Problem:
Copy every line from the material below that holds "Forecast".

----- Working data

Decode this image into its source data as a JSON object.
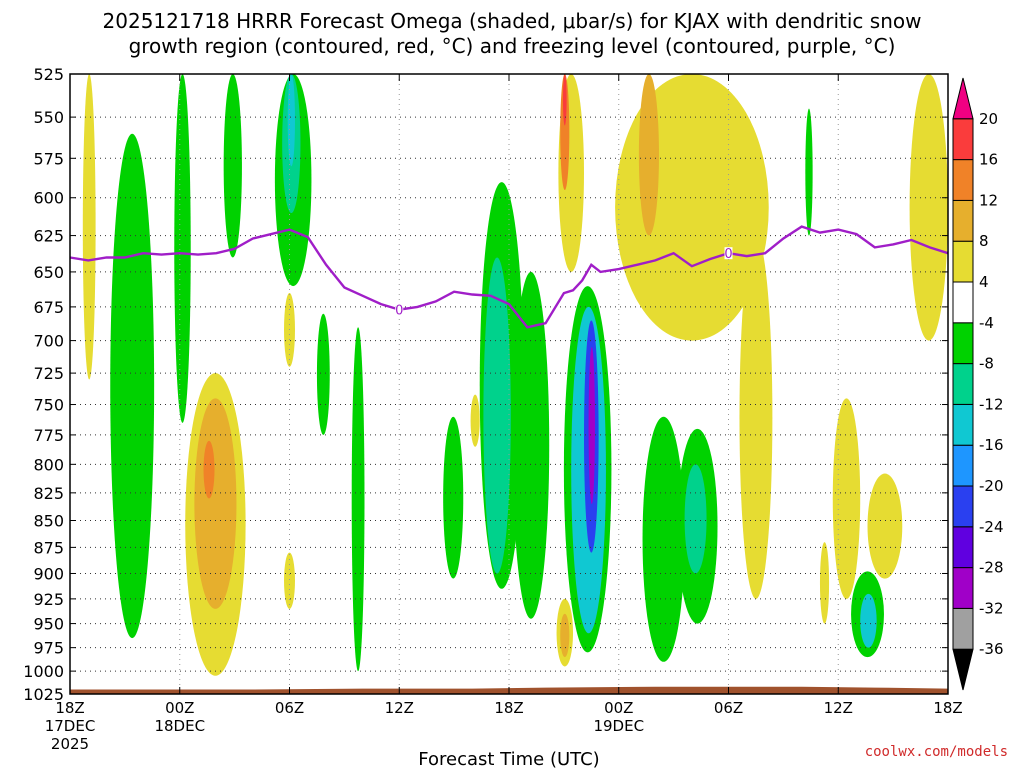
{
  "title_line1": "2025121718 HRRR Forecast Omega (shaded, μbar/s) for KJAX with dendritic snow",
  "title_line2": "growth region (contoured, red, °C) and freezing level (contoured, purple, °C)",
  "xlabel": "Forecast Time (UTC)",
  "credit": "coolwx.com/models",
  "chart_data": {
    "type": "heatmap",
    "xlabel": "Forecast Time (UTC)",
    "x_ticks": [
      {
        "hour": 0,
        "label": "18Z",
        "date": "17DEC",
        "year": "2025"
      },
      {
        "hour": 6,
        "label": "00Z",
        "date": "18DEC",
        "year": ""
      },
      {
        "hour": 12,
        "label": "06Z",
        "date": "",
        "year": ""
      },
      {
        "hour": 18,
        "label": "12Z",
        "date": "",
        "year": ""
      },
      {
        "hour": 24,
        "label": "18Z",
        "date": "",
        "year": ""
      },
      {
        "hour": 30,
        "label": "00Z",
        "date": "19DEC",
        "year": ""
      },
      {
        "hour": 36,
        "label": "06Z",
        "date": "",
        "year": ""
      },
      {
        "hour": 42,
        "label": "12Z",
        "date": "",
        "year": ""
      },
      {
        "hour": 48,
        "label": "18Z",
        "date": "",
        "year": ""
      }
    ],
    "y_ticks": [
      525,
      550,
      575,
      600,
      625,
      650,
      675,
      700,
      725,
      750,
      775,
      800,
      825,
      850,
      875,
      900,
      925,
      950,
      975,
      1000,
      1025
    ],
    "xlim": [
      0,
      48
    ],
    "ylim": [
      525,
      1025
    ],
    "y_scale": "log-pressure",
    "grid": true,
    "colorbar": {
      "levels": [
        -36,
        -32,
        -28,
        -24,
        -20,
        -16,
        -12,
        -8,
        -4,
        4,
        8,
        12,
        16,
        20
      ],
      "labels": [
        "-36",
        "-32",
        "-28",
        "-24",
        "-20",
        "-16",
        "-12",
        "-8",
        "-4",
        "4",
        "8",
        "12",
        "16",
        "20"
      ],
      "colors": [
        "#000000",
        "#a0a0a0",
        "#a000c8",
        "#6000e0",
        "#2a40f0",
        "#1e96ff",
        "#10c8d2",
        "#00d28c",
        "#00d200",
        "#ffffff",
        "#e6dc32",
        "#e6af2d",
        "#f08228",
        "#fa3c3c",
        "#f00082"
      ]
    },
    "freezing_level": {
      "color": "#a01ec8",
      "contour_label": "0",
      "label_at_hours": [
        18,
        36
      ],
      "points": [
        [
          0,
          640
        ],
        [
          1,
          642
        ],
        [
          2,
          640
        ],
        [
          3,
          640
        ],
        [
          4,
          637
        ],
        [
          5,
          638
        ],
        [
          6,
          637
        ],
        [
          7,
          638
        ],
        [
          8,
          637
        ],
        [
          9,
          634
        ],
        [
          10,
          627
        ],
        [
          11,
          624
        ],
        [
          12,
          621
        ],
        [
          13,
          626
        ],
        [
          14,
          645
        ],
        [
          15,
          661
        ],
        [
          16,
          667
        ],
        [
          17,
          673
        ],
        [
          18,
          677
        ],
        [
          19,
          675
        ],
        [
          20,
          671
        ],
        [
          21,
          664
        ],
        [
          22,
          666
        ],
        [
          23,
          667
        ],
        [
          24,
          673
        ],
        [
          25,
          690
        ],
        [
          26,
          687
        ],
        [
          27,
          665
        ],
        [
          27.5,
          663
        ],
        [
          28,
          656
        ],
        [
          28.5,
          645
        ],
        [
          29,
          650
        ],
        [
          30,
          648
        ],
        [
          31,
          645
        ],
        [
          32,
          642
        ],
        [
          33,
          637
        ],
        [
          34,
          646
        ],
        [
          35,
          641
        ],
        [
          36,
          637
        ],
        [
          37,
          639
        ],
        [
          38,
          637
        ],
        [
          39,
          627
        ],
        [
          40,
          619
        ],
        [
          41,
          623
        ],
        [
          42,
          621
        ],
        [
          43,
          624
        ],
        [
          44,
          633
        ],
        [
          45,
          631
        ],
        [
          46,
          628
        ],
        [
          47,
          633
        ],
        [
          48,
          637
        ]
      ]
    },
    "omega_regions": [
      {
        "value": -6,
        "x": [
          2.2,
          4.6
        ],
        "p": [
          560,
          965
        ]
      },
      {
        "value": -6,
        "x": [
          5.7,
          6.6
        ],
        "p": [
          525,
          765
        ]
      },
      {
        "value": -6,
        "x": [
          8.4,
          9.4
        ],
        "p": [
          525,
          640
        ]
      },
      {
        "value": -6,
        "x": [
          11.2,
          13.2
        ],
        "p": [
          525,
          660
        ]
      },
      {
        "value": -10,
        "x": [
          11.6,
          12.6
        ],
        "p": [
          525,
          610
        ]
      },
      {
        "value": -14,
        "x": [
          11.9,
          12.3
        ],
        "p": [
          525,
          580
        ]
      },
      {
        "value": -6,
        "x": [
          22.4,
          24.8
        ],
        "p": [
          590,
          915
        ]
      },
      {
        "value": -10,
        "x": [
          22.6,
          24.1
        ],
        "p": [
          640,
          900
        ]
      },
      {
        "value": -6,
        "x": [
          24.2,
          26.2
        ],
        "p": [
          650,
          945
        ]
      },
      {
        "value": -6,
        "x": [
          27,
          29.6
        ],
        "p": [
          660,
          980
        ]
      },
      {
        "value": -12,
        "x": [
          27.4,
          29.3
        ],
        "p": [
          675,
          960
        ]
      },
      {
        "value": -20,
        "x": [
          28.1,
          28.9
        ],
        "p": [
          685,
          880
        ]
      },
      {
        "value": -28,
        "x": [
          28.35,
          28.7
        ],
        "p": [
          705,
          835
        ]
      },
      {
        "value": -6,
        "x": [
          31.3,
          33.6
        ],
        "p": [
          760,
          990
        ]
      },
      {
        "value": -6,
        "x": [
          33.2,
          35.4
        ],
        "p": [
          770,
          950
        ]
      },
      {
        "value": -10,
        "x": [
          33.6,
          34.8
        ],
        "p": [
          800,
          900
        ]
      },
      {
        "value": -6,
        "x": [
          42.7,
          44.5
        ],
        "p": [
          898,
          985
        ]
      },
      {
        "value": -12,
        "x": [
          43.2,
          44.1
        ],
        "p": [
          920,
          975
        ]
      },
      {
        "value": -6,
        "x": [
          20.4,
          21.5
        ],
        "p": [
          760,
          905
        ]
      },
      {
        "value": -6,
        "x": [
          13.5,
          14.2
        ],
        "p": [
          680,
          775
        ]
      },
      {
        "value": -6,
        "x": [
          15.4,
          16.1
        ],
        "p": [
          690,
          1000
        ]
      },
      {
        "value": -6,
        "x": [
          40.2,
          40.6
        ],
        "p": [
          545,
          625
        ]
      }
    ],
    "positive_regions": [
      {
        "value": 6,
        "x": [
          0.7,
          1.4
        ],
        "p": [
          525,
          730
        ]
      },
      {
        "value": 6,
        "x": [
          6.3,
          9.6
        ],
        "p": [
          725,
          1005
        ]
      },
      {
        "value": 10,
        "x": [
          6.8,
          9.1
        ],
        "p": [
          745,
          935
        ]
      },
      {
        "value": 14,
        "x": [
          7.3,
          7.9
        ],
        "p": [
          780,
          830
        ]
      },
      {
        "value": 6,
        "x": [
          29.8,
          38.2
        ],
        "p": [
          525,
          700
        ]
      },
      {
        "value": 10,
        "x": [
          31.1,
          32.2
        ],
        "p": [
          525,
          625
        ]
      },
      {
        "value": 6,
        "x": [
          36.6,
          38.4
        ],
        "p": [
          625,
          925
        ]
      },
      {
        "value": 6,
        "x": [
          26.7,
          28.1
        ],
        "p": [
          525,
          650
        ]
      },
      {
        "value": 14,
        "x": [
          26.8,
          27.3
        ],
        "p": [
          525,
          595
        ]
      },
      {
        "value": 20,
        "x": [
          26.95,
          27.15
        ],
        "p": [
          525,
          555
        ]
      },
      {
        "value": 6,
        "x": [
          26.6,
          27.5
        ],
        "p": [
          925,
          995
        ]
      },
      {
        "value": 10,
        "x": [
          26.8,
          27.3
        ],
        "p": [
          940,
          985
        ]
      },
      {
        "value": 6,
        "x": [
          45.9,
          48
        ],
        "p": [
          525,
          700
        ]
      },
      {
        "value": 6,
        "x": [
          41.7,
          43.2
        ],
        "p": [
          745,
          925
        ]
      },
      {
        "value": 6,
        "x": [
          43.6,
          45.5
        ],
        "p": [
          808,
          905
        ]
      },
      {
        "value": 6,
        "x": [
          11.7,
          12.3
        ],
        "p": [
          665,
          720
        ]
      },
      {
        "value": 6,
        "x": [
          11.7,
          12.3
        ],
        "p": [
          880,
          935
        ]
      },
      {
        "value": 6,
        "x": [
          41.0,
          41.5
        ],
        "p": [
          870,
          950
        ]
      },
      {
        "value": 6,
        "x": [
          32.6,
          33.1
        ],
        "p": [
          905,
          955
        ]
      },
      {
        "value": 6,
        "x": [
          21.9,
          22.4
        ],
        "p": [
          742,
          785
        ]
      }
    ],
    "terrain_color": "#a0522d"
  }
}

----------

The response:
  "title_line1": "2025121718 HRRR Forecast Omega (shaded, μbar/s) for KJAX with dendritic snow",
  "xlabel": "Forecast Time (UTC)",
    "xlabel": "Forecast Time (UTC)",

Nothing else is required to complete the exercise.